For each line below that includes the word "mutual", make a copy.

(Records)
══════════════════════════════

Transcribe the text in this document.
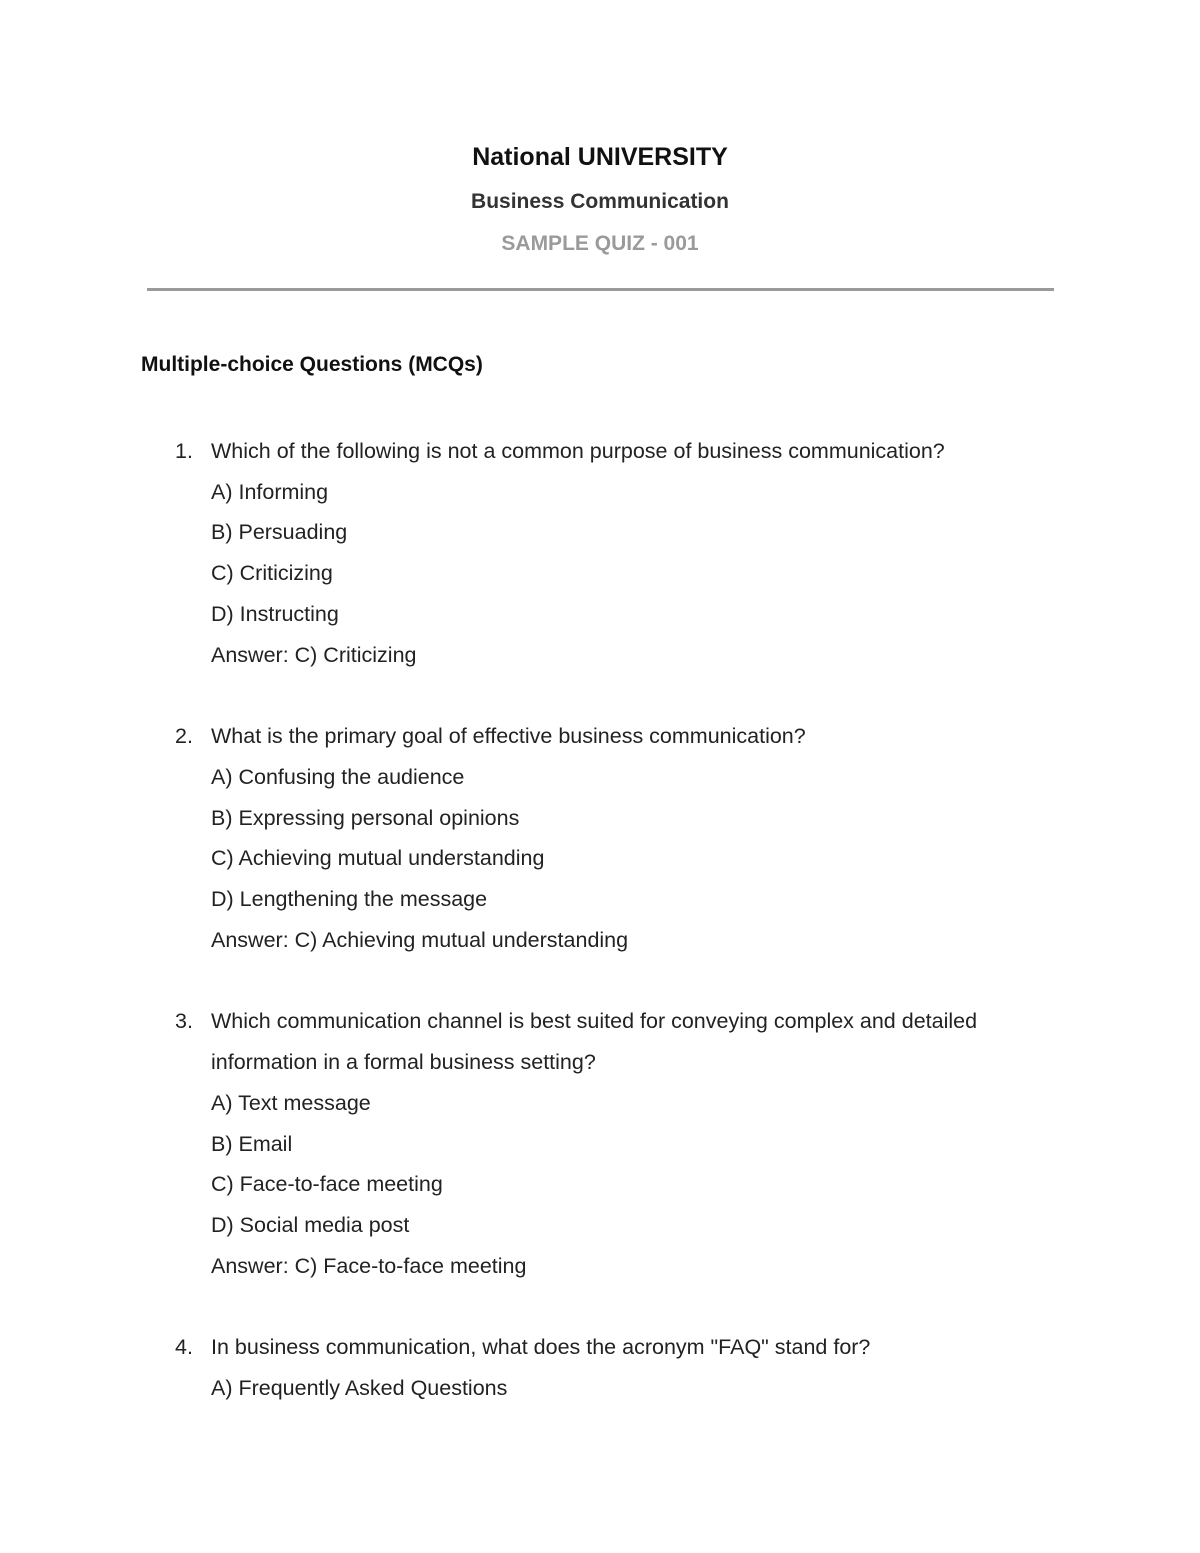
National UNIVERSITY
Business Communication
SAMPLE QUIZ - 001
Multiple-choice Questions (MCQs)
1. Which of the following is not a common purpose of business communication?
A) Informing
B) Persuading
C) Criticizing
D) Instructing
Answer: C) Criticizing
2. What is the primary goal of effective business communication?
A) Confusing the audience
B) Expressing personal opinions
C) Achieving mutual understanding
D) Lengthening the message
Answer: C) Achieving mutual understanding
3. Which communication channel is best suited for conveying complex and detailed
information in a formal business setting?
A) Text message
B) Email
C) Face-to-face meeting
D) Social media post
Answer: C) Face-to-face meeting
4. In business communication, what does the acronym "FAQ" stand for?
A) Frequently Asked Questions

══════════════════════════════

**The result:**
C) Achieving mutual understanding
Answer: C) Achieving mutual understanding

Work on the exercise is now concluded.